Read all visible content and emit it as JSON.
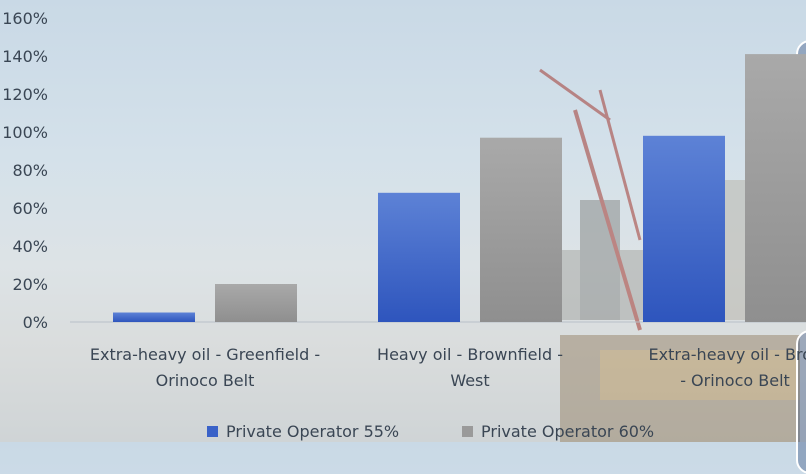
{
  "chart_data": {
    "type": "bar",
    "categories": [
      [
        "Extra-heavy oil - Greenfield -",
        "Orinoco Belt"
      ],
      [
        "Heavy oil - Brownfield -",
        "West"
      ],
      [
        "Extra-heavy oil - Brov",
        "- Orinoco Belt"
      ]
    ],
    "series": [
      {
        "name": "Private Operator 55%",
        "values": [
          5,
          68,
          98
        ],
        "color": "#3a62c8"
      },
      {
        "name": "Private Operator 60%",
        "values": [
          20,
          97,
          141
        ],
        "color": "#9a9a9a"
      }
    ],
    "y_ticks": [
      "0%",
      "20%",
      "40%",
      "60%",
      "80%",
      "100%",
      "120%",
      "140%",
      "160%"
    ],
    "ylim": [
      0,
      160
    ],
    "grid": false,
    "legend_position": "bottom"
  }
}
○ ○ ○ ○ ○ ○ ○
* What to work on
Extract the full listing exactly, with the pictures left out.

* Response to the task
Read all visible content and emit it as JSON.
{
  "chart_data": {
    "type": "bar",
    "categories": [
      [
        "Extra-heavy oil - Greenfield -",
        "Orinoco Belt"
      ],
      [
        "Heavy oil - Brownfield -",
        "West"
      ],
      [
        "Extra-heavy oil - Brov",
        "- Orinoco Belt"
      ]
    ],
    "series": [
      {
        "name": "Private Operator 55%",
        "values": [
          5,
          68,
          98
        ],
        "color": "#3a62c8"
      },
      {
        "name": "Private Operator 60%",
        "values": [
          20,
          97,
          141
        ],
        "color": "#9a9a9a"
      }
    ],
    "y_ticks": [
      "0%",
      "20%",
      "40%",
      "60%",
      "80%",
      "100%",
      "120%",
      "140%",
      "160%"
    ],
    "ylim": [
      0,
      160
    ],
    "grid": false,
    "legend_position": "bottom"
  }
}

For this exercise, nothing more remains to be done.